What you need to do:
Scan the entries below. List each line with "JSON".

>> Begin Records for the task

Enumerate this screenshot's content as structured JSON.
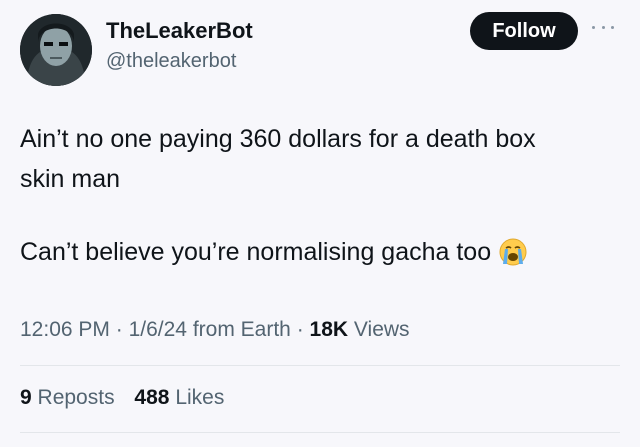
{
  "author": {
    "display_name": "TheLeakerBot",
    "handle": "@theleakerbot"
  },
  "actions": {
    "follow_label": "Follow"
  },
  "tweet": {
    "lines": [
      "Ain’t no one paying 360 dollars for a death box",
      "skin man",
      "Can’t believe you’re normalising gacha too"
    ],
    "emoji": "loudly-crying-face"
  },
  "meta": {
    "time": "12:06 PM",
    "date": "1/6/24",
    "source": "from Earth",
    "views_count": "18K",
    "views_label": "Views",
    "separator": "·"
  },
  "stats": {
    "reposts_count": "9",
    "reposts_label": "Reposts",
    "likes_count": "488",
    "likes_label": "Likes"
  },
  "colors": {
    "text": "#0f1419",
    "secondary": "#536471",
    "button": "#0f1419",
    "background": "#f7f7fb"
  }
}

>> End Records for the task
>> Begin Records for the task

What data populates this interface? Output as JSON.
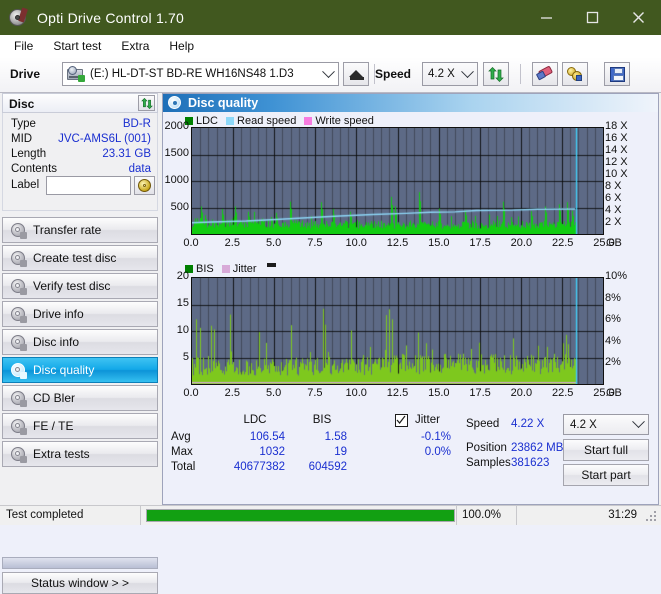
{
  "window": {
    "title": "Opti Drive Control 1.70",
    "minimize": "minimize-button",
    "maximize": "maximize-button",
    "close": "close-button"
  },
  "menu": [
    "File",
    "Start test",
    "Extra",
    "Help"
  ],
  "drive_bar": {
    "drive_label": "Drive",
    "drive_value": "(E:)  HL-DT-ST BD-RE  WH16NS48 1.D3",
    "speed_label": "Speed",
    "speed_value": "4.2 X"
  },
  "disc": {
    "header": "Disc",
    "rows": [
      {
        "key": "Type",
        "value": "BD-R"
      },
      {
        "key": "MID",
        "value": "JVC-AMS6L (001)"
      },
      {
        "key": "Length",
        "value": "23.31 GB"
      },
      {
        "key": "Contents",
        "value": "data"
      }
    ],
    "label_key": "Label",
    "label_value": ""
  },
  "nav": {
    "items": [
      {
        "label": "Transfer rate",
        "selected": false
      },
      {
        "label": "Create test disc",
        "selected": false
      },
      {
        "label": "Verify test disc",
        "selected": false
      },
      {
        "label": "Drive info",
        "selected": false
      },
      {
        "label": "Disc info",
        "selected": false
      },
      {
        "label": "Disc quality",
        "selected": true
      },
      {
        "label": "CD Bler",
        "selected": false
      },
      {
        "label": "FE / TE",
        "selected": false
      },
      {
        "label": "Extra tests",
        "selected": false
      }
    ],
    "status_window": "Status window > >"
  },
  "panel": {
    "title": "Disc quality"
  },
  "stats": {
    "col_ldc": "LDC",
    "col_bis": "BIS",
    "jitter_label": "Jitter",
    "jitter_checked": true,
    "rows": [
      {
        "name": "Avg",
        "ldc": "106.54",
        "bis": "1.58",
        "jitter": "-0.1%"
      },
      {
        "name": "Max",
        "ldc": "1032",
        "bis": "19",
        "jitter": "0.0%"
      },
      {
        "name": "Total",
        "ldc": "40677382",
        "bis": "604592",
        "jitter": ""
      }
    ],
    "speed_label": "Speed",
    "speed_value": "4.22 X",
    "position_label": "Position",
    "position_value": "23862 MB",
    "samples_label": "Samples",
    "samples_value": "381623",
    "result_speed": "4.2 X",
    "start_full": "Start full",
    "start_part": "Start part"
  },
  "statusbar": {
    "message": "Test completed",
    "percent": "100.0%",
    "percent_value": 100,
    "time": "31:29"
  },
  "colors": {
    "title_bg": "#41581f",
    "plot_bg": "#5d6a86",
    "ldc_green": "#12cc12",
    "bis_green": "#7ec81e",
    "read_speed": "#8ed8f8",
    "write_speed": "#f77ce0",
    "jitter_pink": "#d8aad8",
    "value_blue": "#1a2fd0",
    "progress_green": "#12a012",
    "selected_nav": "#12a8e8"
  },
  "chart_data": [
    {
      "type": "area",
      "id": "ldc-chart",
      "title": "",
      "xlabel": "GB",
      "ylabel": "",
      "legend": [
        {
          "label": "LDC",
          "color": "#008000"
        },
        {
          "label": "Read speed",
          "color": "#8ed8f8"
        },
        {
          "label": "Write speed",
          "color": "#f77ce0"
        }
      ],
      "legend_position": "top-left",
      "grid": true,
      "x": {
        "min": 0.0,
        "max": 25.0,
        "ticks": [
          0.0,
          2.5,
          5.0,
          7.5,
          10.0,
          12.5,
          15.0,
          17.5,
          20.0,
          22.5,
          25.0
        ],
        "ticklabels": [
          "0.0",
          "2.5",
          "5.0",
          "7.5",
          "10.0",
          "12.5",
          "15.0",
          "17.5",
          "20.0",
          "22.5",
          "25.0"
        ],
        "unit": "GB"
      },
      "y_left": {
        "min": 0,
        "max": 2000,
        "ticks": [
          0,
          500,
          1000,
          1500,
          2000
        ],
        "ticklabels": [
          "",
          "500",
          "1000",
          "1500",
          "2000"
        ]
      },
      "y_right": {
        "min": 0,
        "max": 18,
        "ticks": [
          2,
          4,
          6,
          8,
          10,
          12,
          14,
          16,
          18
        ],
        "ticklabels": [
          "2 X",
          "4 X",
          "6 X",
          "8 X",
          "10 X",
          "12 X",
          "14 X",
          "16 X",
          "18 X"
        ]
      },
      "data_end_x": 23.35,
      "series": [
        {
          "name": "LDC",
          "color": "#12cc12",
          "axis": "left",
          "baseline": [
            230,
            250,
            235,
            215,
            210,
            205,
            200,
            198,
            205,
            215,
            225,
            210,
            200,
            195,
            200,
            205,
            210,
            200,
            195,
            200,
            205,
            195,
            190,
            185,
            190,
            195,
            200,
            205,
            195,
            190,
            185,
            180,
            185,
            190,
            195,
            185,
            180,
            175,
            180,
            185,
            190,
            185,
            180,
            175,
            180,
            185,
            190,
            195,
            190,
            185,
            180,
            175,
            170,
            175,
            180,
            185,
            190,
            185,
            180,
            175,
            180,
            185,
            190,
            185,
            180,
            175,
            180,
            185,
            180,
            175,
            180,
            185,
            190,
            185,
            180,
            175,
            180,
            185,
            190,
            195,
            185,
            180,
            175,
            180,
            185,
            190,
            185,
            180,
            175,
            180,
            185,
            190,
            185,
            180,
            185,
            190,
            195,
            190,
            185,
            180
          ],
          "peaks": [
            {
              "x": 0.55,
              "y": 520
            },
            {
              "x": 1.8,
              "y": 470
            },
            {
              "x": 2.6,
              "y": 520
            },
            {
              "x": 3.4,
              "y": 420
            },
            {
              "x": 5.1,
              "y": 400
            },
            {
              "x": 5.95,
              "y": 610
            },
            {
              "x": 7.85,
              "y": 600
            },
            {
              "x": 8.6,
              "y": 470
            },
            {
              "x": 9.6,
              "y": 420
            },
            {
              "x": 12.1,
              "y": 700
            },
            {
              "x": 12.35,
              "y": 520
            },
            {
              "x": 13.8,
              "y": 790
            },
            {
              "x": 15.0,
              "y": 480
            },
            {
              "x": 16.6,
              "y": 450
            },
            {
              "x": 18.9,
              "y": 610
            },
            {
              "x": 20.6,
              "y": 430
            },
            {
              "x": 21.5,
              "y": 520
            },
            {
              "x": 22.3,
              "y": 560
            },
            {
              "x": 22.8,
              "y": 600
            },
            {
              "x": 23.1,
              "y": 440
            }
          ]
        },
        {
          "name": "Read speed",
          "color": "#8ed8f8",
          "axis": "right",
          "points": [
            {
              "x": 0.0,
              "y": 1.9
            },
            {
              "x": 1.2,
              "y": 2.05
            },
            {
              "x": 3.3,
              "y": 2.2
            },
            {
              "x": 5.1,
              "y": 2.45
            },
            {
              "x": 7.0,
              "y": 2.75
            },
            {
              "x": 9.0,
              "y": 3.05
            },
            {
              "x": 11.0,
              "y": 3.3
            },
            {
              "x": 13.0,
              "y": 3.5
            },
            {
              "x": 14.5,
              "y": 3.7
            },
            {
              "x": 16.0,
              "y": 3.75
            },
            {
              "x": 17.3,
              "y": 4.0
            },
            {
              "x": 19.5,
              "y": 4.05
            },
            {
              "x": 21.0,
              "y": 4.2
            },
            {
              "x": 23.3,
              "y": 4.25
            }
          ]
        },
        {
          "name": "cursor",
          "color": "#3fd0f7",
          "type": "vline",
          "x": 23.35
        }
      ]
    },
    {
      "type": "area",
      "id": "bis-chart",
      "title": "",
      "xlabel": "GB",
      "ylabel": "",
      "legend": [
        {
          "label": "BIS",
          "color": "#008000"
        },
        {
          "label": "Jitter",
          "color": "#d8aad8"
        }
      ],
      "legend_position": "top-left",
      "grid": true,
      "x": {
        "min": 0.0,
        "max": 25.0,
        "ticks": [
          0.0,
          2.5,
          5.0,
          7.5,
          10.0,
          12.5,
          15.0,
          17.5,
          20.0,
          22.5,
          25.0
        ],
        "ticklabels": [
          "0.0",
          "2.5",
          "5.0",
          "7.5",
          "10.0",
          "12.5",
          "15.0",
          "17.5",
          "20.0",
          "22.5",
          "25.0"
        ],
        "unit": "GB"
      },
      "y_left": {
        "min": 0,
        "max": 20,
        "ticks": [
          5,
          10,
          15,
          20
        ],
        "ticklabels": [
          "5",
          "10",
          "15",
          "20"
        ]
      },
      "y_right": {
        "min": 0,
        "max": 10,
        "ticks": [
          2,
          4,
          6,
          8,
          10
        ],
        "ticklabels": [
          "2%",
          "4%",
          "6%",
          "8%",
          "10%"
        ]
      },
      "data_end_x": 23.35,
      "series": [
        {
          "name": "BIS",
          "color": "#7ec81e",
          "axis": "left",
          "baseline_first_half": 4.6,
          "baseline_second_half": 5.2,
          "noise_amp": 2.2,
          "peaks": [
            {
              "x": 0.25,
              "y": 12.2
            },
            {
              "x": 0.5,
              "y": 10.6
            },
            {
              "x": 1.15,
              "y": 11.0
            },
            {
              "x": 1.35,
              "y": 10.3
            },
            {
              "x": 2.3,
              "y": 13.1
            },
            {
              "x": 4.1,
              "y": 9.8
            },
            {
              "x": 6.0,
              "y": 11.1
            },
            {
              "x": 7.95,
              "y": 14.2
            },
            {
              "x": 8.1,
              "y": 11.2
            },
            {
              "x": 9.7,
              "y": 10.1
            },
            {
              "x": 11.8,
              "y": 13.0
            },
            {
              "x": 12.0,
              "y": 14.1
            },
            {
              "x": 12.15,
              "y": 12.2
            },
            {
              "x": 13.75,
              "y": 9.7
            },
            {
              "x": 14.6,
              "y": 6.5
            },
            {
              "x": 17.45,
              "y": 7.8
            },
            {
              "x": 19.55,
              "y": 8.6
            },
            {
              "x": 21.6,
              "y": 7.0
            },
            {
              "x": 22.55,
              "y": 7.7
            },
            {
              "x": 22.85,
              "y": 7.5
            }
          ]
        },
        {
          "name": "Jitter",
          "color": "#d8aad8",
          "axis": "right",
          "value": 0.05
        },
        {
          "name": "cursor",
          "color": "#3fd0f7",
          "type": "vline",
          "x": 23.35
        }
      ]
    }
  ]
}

>> End Records for the task

Solution for this exercise:
Enumerate this screenshot's content as structured JSON.
What data populates this interface? Output as JSON.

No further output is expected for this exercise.